- **Prompt**: Below are the records; pull every line that includes "What".

# start of Given information

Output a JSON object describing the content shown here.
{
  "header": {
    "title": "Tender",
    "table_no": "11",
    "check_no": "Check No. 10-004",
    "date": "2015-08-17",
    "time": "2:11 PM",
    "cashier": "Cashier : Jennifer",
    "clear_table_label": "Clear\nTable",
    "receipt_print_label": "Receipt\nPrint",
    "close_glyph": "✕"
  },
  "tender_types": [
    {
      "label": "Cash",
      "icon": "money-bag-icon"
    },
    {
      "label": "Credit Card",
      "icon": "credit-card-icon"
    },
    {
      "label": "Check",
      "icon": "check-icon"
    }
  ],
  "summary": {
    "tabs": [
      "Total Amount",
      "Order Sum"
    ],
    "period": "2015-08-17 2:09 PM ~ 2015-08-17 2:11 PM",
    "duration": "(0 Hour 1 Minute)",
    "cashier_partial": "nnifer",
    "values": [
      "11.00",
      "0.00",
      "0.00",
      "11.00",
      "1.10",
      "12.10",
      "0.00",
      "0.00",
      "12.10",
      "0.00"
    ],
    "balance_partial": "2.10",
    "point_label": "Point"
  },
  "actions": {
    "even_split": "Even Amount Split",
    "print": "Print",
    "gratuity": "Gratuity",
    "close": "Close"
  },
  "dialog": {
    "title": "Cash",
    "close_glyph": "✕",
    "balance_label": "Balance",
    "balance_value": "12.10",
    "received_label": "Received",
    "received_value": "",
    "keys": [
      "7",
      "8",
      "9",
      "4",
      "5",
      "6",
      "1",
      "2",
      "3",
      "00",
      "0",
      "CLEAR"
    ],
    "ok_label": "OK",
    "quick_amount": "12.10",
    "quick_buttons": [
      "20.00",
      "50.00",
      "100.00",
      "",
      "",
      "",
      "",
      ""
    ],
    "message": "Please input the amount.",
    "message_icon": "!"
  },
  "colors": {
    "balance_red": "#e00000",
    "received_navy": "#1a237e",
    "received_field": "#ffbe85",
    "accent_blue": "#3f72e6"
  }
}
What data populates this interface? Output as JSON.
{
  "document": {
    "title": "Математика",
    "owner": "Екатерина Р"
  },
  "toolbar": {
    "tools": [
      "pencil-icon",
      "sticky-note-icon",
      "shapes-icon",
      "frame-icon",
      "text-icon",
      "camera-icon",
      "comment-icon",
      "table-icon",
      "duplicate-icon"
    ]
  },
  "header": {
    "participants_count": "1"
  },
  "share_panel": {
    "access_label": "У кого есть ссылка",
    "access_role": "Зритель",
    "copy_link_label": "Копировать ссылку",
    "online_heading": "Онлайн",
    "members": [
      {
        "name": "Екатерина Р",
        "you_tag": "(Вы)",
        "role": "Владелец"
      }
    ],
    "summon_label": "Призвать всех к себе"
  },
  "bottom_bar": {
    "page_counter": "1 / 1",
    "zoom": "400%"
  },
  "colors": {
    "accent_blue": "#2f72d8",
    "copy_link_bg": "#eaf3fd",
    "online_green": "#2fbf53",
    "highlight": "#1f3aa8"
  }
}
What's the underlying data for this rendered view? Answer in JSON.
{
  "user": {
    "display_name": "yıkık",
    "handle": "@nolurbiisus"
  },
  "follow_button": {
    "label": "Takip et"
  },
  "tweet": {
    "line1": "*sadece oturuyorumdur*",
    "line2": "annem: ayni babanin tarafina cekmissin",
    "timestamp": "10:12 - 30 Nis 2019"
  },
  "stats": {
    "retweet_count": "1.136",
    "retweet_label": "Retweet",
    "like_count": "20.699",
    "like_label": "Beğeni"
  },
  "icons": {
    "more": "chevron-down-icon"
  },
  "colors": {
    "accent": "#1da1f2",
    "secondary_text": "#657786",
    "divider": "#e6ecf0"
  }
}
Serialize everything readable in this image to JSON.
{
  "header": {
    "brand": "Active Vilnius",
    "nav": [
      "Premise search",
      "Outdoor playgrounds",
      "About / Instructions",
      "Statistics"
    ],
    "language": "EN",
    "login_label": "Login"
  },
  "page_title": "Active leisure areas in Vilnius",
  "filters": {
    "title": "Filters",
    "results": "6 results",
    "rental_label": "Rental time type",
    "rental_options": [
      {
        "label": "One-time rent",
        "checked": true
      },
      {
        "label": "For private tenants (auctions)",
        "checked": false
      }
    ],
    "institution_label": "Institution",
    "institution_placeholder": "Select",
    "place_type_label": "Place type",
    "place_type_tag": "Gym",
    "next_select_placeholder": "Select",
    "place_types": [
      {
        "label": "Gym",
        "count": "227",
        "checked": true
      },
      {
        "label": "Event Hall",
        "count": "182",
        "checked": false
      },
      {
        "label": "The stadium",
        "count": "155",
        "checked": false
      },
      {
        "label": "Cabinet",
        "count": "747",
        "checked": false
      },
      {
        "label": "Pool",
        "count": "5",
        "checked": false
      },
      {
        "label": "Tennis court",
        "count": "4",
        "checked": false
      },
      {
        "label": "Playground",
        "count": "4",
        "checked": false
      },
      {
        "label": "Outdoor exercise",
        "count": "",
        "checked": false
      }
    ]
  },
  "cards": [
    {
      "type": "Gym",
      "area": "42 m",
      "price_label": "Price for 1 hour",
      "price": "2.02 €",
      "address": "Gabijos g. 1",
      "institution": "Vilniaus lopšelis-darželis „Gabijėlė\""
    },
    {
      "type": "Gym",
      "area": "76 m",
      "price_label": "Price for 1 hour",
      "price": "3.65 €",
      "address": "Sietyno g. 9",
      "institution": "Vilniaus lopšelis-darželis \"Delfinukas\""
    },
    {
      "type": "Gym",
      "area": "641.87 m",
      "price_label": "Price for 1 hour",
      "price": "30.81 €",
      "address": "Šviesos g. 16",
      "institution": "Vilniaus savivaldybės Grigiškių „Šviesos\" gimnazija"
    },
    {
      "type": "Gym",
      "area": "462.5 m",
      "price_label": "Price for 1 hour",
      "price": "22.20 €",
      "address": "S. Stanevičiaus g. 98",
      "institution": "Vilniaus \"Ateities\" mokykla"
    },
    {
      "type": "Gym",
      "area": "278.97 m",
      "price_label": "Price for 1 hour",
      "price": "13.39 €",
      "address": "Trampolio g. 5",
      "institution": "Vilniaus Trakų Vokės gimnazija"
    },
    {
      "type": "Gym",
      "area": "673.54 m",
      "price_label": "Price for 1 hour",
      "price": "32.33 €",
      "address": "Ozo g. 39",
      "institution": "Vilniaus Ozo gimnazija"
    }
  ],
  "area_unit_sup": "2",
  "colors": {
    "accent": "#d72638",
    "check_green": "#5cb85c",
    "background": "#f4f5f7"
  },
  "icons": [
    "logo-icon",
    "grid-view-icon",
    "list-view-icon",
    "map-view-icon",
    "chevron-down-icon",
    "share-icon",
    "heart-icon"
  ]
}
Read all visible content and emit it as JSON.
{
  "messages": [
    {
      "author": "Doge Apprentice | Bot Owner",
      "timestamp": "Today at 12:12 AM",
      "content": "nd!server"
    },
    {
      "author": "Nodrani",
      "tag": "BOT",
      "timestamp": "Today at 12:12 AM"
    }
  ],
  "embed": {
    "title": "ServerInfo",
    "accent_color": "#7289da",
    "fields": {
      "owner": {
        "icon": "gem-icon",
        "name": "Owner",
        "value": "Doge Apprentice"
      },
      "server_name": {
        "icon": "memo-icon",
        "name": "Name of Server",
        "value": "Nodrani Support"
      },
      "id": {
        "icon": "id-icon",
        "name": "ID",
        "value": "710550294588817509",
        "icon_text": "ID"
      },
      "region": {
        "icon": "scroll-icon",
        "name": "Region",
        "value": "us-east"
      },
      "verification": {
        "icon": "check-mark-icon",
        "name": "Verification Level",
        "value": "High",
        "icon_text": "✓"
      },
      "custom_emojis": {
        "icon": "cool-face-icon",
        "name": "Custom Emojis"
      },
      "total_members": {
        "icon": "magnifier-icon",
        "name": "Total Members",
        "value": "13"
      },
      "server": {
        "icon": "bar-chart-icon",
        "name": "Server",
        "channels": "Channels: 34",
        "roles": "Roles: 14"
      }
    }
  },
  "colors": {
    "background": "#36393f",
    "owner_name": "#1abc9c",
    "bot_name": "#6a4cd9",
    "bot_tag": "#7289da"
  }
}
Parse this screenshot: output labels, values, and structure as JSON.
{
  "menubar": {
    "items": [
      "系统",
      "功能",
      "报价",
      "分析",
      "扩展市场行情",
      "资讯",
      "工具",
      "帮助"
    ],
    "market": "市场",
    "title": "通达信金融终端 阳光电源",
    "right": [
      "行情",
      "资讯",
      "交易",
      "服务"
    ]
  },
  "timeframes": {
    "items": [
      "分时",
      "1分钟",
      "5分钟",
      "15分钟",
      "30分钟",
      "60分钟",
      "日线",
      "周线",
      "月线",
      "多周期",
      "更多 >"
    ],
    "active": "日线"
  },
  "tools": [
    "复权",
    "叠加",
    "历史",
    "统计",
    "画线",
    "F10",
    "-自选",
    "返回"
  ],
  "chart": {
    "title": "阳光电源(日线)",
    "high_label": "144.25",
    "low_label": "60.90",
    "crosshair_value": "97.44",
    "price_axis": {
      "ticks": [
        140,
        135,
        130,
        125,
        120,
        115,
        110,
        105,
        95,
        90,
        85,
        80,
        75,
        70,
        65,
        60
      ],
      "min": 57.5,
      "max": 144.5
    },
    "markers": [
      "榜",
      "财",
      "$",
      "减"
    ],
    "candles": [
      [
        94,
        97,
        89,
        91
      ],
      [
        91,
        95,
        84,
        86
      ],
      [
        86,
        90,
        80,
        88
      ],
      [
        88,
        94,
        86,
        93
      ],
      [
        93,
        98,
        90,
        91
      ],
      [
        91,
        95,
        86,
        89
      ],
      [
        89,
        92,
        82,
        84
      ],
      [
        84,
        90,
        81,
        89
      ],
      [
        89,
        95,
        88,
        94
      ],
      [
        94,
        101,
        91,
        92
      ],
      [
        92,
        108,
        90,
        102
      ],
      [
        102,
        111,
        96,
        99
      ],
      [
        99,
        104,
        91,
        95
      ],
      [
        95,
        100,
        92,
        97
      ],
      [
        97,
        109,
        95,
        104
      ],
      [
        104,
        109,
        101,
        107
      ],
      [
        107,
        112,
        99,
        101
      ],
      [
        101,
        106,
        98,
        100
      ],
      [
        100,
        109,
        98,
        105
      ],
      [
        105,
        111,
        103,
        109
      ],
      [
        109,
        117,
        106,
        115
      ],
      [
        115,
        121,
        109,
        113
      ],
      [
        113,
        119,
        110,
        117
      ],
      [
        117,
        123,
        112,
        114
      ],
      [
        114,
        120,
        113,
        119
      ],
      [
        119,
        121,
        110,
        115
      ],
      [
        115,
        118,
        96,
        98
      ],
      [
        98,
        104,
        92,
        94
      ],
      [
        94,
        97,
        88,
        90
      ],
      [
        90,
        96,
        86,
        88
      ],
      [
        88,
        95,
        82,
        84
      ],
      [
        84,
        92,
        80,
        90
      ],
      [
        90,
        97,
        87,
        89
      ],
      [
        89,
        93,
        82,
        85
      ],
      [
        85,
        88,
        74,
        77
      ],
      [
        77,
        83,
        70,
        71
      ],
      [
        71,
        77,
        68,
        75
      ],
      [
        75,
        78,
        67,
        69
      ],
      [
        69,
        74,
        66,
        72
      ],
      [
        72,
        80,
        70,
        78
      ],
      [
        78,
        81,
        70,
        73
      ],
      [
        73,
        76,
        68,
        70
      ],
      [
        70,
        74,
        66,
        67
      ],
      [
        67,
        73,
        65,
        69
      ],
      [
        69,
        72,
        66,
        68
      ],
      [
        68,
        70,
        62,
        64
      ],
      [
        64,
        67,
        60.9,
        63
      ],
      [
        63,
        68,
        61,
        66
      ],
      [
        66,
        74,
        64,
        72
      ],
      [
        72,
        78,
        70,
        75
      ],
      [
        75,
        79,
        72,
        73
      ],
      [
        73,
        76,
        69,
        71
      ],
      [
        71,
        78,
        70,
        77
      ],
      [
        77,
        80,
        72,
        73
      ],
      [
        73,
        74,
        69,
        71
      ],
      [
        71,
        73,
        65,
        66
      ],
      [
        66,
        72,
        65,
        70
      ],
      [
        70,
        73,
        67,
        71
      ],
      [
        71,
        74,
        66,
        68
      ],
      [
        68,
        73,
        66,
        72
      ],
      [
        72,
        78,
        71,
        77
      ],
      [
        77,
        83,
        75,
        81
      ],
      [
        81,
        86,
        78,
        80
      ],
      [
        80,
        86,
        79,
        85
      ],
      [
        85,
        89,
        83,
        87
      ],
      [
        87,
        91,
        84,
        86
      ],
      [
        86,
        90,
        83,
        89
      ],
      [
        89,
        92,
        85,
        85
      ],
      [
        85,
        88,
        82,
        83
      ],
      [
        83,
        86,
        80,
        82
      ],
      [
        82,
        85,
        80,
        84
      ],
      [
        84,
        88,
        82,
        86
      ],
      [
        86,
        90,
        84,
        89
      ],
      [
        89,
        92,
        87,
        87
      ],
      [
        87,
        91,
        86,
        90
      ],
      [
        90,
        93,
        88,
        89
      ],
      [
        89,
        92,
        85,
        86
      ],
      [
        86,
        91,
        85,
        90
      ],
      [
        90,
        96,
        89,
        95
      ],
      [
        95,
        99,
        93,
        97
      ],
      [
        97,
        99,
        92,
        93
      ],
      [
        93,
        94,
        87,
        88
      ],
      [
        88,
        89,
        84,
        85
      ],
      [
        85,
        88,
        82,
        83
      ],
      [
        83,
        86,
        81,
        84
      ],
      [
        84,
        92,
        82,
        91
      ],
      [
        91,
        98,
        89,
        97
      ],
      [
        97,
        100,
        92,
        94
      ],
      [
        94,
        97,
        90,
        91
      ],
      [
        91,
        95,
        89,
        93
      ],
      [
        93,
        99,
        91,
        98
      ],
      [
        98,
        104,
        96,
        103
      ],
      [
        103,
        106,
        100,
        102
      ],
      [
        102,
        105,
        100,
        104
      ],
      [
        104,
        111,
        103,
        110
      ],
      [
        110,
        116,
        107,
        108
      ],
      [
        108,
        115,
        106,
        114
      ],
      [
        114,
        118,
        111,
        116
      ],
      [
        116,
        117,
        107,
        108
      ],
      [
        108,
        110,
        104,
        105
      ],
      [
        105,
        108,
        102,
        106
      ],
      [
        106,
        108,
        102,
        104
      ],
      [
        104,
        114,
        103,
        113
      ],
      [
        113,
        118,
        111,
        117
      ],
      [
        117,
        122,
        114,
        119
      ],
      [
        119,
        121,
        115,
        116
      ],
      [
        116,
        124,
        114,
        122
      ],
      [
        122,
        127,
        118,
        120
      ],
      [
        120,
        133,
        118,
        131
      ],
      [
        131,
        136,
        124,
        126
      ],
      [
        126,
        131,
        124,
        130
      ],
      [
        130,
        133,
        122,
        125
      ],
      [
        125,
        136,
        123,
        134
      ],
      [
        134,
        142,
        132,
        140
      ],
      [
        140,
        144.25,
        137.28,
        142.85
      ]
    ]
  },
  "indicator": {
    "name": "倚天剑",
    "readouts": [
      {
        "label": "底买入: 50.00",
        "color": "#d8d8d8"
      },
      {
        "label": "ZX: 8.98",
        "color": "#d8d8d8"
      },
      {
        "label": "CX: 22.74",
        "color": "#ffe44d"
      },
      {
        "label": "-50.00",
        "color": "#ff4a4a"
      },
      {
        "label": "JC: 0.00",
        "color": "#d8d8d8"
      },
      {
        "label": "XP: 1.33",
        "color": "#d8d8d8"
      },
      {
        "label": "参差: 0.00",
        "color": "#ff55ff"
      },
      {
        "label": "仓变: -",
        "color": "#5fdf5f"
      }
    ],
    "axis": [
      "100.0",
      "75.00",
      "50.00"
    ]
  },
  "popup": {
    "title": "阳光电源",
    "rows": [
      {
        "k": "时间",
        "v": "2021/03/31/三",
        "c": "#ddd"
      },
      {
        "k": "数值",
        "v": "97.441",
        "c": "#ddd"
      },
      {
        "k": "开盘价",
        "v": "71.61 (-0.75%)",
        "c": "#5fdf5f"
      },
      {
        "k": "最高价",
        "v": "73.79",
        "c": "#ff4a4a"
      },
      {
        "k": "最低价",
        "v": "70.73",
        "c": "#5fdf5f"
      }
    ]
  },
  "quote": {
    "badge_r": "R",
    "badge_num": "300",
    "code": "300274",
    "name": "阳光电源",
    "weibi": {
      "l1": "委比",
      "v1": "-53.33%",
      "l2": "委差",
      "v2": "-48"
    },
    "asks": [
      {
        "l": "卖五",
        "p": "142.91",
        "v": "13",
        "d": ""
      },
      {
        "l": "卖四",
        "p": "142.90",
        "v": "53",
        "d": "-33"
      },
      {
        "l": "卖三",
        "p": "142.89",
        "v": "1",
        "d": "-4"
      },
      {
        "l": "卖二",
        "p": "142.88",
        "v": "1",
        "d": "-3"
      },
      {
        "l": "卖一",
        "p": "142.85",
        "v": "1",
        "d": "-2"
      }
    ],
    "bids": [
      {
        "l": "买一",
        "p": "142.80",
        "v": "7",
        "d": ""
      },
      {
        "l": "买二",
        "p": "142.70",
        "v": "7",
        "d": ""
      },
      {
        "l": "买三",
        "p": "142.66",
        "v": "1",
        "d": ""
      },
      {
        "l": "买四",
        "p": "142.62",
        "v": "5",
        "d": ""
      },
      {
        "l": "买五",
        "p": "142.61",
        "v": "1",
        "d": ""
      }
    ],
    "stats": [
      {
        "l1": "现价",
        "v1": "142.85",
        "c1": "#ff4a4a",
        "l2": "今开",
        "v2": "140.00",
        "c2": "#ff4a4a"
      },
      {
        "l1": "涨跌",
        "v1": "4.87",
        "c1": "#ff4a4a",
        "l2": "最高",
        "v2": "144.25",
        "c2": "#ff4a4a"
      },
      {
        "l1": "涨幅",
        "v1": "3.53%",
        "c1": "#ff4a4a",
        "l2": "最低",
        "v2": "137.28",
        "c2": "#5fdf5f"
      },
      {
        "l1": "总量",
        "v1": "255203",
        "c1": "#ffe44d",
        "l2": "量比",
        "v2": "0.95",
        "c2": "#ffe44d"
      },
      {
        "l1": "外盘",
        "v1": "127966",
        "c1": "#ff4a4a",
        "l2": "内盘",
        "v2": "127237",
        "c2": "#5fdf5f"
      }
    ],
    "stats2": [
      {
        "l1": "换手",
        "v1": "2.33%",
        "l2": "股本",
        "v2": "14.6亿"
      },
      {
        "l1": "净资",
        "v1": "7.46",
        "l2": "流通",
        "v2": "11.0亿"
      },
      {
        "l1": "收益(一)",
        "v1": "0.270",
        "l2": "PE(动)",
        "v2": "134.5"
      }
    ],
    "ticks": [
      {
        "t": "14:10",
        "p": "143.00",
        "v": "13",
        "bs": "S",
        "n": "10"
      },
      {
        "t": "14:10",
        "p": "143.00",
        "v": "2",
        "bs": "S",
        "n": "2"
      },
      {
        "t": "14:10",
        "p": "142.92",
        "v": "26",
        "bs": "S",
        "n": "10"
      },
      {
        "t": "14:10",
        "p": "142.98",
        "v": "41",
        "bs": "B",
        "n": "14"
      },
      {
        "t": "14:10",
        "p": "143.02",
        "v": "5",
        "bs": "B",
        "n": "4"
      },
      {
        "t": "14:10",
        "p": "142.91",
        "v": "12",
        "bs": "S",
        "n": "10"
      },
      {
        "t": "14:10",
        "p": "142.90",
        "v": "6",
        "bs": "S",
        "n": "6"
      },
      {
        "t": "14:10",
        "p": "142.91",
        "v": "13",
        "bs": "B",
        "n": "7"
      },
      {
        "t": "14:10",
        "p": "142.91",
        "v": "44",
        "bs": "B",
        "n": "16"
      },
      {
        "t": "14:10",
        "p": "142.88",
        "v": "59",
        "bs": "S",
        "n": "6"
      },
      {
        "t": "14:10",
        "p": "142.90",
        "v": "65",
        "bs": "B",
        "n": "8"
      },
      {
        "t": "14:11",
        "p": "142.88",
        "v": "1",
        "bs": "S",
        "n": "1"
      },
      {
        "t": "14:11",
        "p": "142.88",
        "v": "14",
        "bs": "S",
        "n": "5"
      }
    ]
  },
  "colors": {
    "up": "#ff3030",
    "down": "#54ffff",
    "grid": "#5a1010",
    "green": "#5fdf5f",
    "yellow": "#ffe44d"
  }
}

# end of Given information

- **Reply to the task**:
What data populates this interface? Output as JSON.
What's the underlying data for this rendered view? Answer in JSON.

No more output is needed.